** Task to carry out **
Repeat, without any change, the entries presented below.

** Provided entries **

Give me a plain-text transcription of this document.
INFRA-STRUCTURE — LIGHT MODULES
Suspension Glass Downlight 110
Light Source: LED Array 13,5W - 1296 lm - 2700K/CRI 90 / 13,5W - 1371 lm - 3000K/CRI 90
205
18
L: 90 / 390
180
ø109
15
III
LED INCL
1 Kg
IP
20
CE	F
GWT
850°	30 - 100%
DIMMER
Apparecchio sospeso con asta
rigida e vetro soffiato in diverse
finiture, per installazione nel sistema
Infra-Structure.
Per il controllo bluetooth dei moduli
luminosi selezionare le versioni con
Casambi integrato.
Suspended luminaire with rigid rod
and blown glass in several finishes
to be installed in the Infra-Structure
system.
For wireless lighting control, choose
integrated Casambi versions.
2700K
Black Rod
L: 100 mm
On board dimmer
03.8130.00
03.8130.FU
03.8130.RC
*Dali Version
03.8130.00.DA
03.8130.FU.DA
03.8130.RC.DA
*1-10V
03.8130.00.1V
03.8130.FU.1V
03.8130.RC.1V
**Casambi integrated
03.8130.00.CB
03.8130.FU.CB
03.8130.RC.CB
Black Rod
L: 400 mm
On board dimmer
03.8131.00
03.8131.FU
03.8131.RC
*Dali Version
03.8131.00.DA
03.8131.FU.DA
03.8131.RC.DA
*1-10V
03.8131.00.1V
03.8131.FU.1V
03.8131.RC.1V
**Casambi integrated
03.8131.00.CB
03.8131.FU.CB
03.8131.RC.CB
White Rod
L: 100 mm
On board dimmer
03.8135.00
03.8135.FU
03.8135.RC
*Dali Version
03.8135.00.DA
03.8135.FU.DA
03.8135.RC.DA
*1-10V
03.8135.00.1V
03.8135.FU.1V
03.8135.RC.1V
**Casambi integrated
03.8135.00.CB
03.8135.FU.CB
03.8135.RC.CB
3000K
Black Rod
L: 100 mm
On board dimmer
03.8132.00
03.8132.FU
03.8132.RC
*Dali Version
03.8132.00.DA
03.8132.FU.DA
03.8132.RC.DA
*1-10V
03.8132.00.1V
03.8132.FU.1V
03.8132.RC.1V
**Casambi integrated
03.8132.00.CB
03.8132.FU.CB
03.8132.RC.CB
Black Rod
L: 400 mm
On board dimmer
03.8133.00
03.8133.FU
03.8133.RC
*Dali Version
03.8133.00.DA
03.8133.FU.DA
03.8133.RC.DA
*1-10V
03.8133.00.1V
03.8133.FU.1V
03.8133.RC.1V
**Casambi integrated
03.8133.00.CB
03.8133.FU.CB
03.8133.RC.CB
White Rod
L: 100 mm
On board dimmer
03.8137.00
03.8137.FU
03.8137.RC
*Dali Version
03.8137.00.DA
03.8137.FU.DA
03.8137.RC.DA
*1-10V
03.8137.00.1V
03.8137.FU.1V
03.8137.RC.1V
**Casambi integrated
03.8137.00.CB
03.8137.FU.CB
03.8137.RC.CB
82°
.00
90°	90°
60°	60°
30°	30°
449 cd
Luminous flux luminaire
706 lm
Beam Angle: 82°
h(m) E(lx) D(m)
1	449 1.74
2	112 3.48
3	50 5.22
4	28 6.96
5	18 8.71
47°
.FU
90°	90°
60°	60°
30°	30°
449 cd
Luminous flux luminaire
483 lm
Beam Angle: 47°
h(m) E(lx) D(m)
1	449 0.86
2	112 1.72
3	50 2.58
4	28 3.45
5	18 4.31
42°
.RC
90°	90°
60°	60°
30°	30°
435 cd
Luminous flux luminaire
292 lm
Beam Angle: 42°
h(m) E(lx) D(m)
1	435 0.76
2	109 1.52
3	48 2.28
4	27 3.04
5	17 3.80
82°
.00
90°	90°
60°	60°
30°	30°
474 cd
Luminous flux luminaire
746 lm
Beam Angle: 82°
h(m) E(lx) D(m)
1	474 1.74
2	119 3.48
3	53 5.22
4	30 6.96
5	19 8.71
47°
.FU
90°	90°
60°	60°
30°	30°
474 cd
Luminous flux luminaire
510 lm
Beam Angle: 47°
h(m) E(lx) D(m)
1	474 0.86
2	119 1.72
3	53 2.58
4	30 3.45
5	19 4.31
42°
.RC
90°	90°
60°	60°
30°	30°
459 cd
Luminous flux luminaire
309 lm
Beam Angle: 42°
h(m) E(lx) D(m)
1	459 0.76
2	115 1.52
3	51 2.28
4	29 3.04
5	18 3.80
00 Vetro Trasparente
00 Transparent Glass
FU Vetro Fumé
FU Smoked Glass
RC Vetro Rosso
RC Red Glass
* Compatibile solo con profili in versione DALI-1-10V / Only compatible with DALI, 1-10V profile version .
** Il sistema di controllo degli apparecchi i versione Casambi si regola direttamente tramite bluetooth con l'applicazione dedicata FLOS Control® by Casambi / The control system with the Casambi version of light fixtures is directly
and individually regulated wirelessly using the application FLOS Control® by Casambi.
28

** Correct output **
Give me a plain-text transcription of this document.
INFRA-STRUCTURE — LIGHT MODULES
Suspension Glass Downlight 110
Light Source: LED Array 13,5W - 1296 lm - 2700K/CRI 90 / 13,5W - 1371 lm - 3000K/CRI 90
205
18
L: 90 / 390
180
ø109
15
III
LED INCL
1 Kg
IP
20
CE	F
GWT
850°	30 - 100%
DIMMER
Apparecchio sospeso con asta
rigida e vetro soffiato in diverse
finiture, per installazione nel sistema
Infra-Structure.
Per il controllo bluetooth dei moduli
luminosi selezionare le versioni con
Casambi integrato.
Suspended luminaire with rigid rod
and blown glass in several finishes
to be installed in the Infra-Structure
system.
For wireless lighting control, choose
integrated Casambi versions.
2700K
Black Rod
L: 100 mm
On board dimmer
03.8130.00
03.8130.FU
03.8130.RC
*Dali Version
03.8130.00.DA
03.8130.FU.DA
03.8130.RC.DA
*1-10V
03.8130.00.1V
03.8130.FU.1V
03.8130.RC.1V
**Casambi integrated
03.8130.00.CB
03.8130.FU.CB
03.8130.RC.CB
Black Rod
L: 400 mm
On board dimmer
03.8131.00
03.8131.FU
03.8131.RC
*Dali Version
03.8131.00.DA
03.8131.FU.DA
03.8131.RC.DA
*1-10V
03.8131.00.1V
03.8131.FU.1V
03.8131.RC.1V
**Casambi integrated
03.8131.00.CB
03.8131.FU.CB
03.8131.RC.CB
White Rod
L: 100 mm
On board dimmer
03.8135.00
03.8135.FU
03.8135.RC
*Dali Version
03.8135.00.DA
03.8135.FU.DA
03.8135.RC.DA
*1-10V
03.8135.00.1V
03.8135.FU.1V
03.8135.RC.1V
**Casambi integrated
03.8135.00.CB
03.8135.FU.CB
03.8135.RC.CB
3000K
Black Rod
L: 100 mm
On board dimmer
03.8132.00
03.8132.FU
03.8132.RC
*Dali Version
03.8132.00.DA
03.8132.FU.DA
03.8132.RC.DA
*1-10V
03.8132.00.1V
03.8132.FU.1V
03.8132.RC.1V
**Casambi integrated
03.8132.00.CB
03.8132.FU.CB
03.8132.RC.CB
Black Rod
L: 400 mm
On board dimmer
03.8133.00
03.8133.FU
03.8133.RC
*Dali Version
03.8133.00.DA
03.8133.FU.DA
03.8133.RC.DA
*1-10V
03.8133.00.1V
03.8133.FU.1V
03.8133.RC.1V
**Casambi integrated
03.8133.00.CB
03.8133.FU.CB
03.8133.RC.CB
White Rod
L: 100 mm
On board dimmer
03.8137.00
03.8137.FU
03.8137.RC
*Dali Version
03.8137.00.DA
03.8137.FU.DA
03.8137.RC.DA
*1-10V
03.8137.00.1V
03.8137.FU.1V
03.8137.RC.1V
**Casambi integrated
03.8137.00.CB
03.8137.FU.CB
03.8137.RC.CB
82°
.00
90°	90°
60°	60°
30°	30°
449 cd
Luminous flux luminaire
706 lm
Beam Angle: 82°
h(m) E(lx) D(m)
1	449 1.74
2	112 3.48
3	50 5.22
4	28 6.96
5	18 8.71
47°
.FU
90°	90°
60°	60°
30°	30°
449 cd
Luminous flux luminaire
483 lm
Beam Angle: 47°
h(m) E(lx) D(m)
1	449 0.86
2	112 1.72
3	50 2.58
4	28 3.45
5	18 4.31
42°
.RC
90°	90°
60°	60°
30°	30°
435 cd
Luminous flux luminaire
292 lm
Beam Angle: 42°
h(m) E(lx) D(m)
1	435 0.76
2	109 1.52
3	48 2.28
4	27 3.04
5	17 3.80
82°
.00
90°	90°
60°	60°
30°	30°
474 cd
Luminous flux luminaire
746 lm
Beam Angle: 82°
h(m) E(lx) D(m)
1	474 1.74
2	119 3.48
3	53 5.22
4	30 6.96
5	19 8.71
47°
.FU
90°	90°
60°	60°
30°	30°
474 cd
Luminous flux luminaire
510 lm
Beam Angle: 47°
h(m) E(lx) D(m)
1	474 0.86
2	119 1.72
3	53 2.58
4	30 3.45
5	19 4.31
42°
.RC
90°	90°
60°	60°
30°	30°
459 cd
Luminous flux luminaire
309 lm
Beam Angle: 42°
h(m) E(lx) D(m)
1	459 0.76
2	115 1.52
3	51 2.28
4	29 3.04
5	18 3.80
00 Vetro Trasparente
00 Transparent Glass
FU Vetro Fumé
FU Smoked Glass
RC Vetro Rosso
RC Red Glass
* Compatibile solo con profili in versione DALI-1-10V / Only compatible with DALI, 1-10V profile version .
** Il sistema di controllo degli apparecchi i versione Casambi si regola direttamente tramite bluetooth con l'applicazione dedicata FLOS Control® by Casambi / The control system with the Casambi version of light fixtures is directly
and individually regulated wirelessly using the application FLOS Control® by Casambi.
28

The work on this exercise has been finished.